-------- Extract
I bezeled each cab, and embroidered around each for just a few rows until they were all connected.  Glued on the ultrasuede backing, and edged the piece in some clear and black striped 8/0 beads, with a transparent grey rainbow bead on the picot's - I like that the edge appears to fade away.  To connect a necklace strap, I stitched a few twin beads between the picot's on the upper edges, and used the second hole of each to run my beading wire through.  To continue the circular/orbital theme, I strung a selection of large Czech glass disk shaped beads first - this also adds some overall weight close to the focal.  More weight was desperately needed, since the none of these cabs is very heavy.  I like weight in the front of a necklace, so that when you're wearing it you don't have to constantly adjust the orientation on your neck.  The strap continues up the neck with some black 6/0 beads, blue metallic 11/0's and I interspersed the segments with 3mm white opal druks, simply to carry some flecks of white further into the necklace.
I am more pleased with the results than I was expecting!  I think of it as my System necklace - interconnecting, orbiting circles that create an entire network of shapes, everything interrelated.

Making components has been an adventure for sure!  If you are interested, I do have a few more cabs for sale over at the Art Elements Extras Facebook group.  I'm not sure if I will ever make any more!
----------------
-------- Available data
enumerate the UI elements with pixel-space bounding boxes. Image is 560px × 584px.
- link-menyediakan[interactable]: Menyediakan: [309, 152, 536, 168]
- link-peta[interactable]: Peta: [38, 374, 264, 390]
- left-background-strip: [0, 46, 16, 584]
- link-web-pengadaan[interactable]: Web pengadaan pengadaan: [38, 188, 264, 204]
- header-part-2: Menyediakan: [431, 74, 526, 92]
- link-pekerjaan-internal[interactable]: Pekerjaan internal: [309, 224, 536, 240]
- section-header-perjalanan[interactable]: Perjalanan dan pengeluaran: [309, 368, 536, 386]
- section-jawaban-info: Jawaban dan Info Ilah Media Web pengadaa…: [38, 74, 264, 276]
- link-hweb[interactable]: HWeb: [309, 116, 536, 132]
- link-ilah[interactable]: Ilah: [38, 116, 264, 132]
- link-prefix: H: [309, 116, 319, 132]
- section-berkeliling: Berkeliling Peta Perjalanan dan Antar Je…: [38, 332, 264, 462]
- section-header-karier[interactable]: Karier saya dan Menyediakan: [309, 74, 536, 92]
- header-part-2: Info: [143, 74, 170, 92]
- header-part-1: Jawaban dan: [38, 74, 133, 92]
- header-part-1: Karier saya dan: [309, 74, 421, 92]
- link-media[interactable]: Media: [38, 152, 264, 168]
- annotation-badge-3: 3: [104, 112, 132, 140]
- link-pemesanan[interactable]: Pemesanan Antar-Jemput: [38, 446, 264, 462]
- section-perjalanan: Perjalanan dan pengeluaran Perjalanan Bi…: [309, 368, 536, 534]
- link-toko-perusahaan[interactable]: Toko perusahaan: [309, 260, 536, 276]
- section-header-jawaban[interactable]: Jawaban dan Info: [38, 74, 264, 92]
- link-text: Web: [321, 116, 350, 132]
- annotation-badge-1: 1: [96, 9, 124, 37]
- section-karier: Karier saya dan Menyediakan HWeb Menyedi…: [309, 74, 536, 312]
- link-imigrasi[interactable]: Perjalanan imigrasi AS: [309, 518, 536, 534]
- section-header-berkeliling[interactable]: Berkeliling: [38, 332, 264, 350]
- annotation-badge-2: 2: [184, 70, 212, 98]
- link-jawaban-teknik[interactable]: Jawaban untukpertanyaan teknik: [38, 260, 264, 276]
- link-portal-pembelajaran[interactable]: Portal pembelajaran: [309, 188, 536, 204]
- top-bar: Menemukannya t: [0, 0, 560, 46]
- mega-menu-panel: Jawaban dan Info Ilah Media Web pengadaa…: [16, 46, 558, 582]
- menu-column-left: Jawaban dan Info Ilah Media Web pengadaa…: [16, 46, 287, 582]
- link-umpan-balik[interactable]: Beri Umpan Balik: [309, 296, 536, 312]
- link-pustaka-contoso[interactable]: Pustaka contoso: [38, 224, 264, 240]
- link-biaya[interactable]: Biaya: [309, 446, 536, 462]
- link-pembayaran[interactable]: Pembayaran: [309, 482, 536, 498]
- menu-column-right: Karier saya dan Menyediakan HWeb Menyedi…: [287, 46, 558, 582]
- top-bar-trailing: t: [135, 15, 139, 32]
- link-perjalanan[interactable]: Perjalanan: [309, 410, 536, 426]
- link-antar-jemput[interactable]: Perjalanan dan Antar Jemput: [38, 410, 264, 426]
----------------
== What needs to be done ==
In the necklace passage, copy everything from "Making components has" down to "make any more!". Draw only on the necklace passage when responding.

== Problem solution ==
Making components has been an adventure for sure!  If you are interested, I do have a few more cabs for sale over at the Art Elements Extras Facebook group.  I'm not sure if I will ever make any more!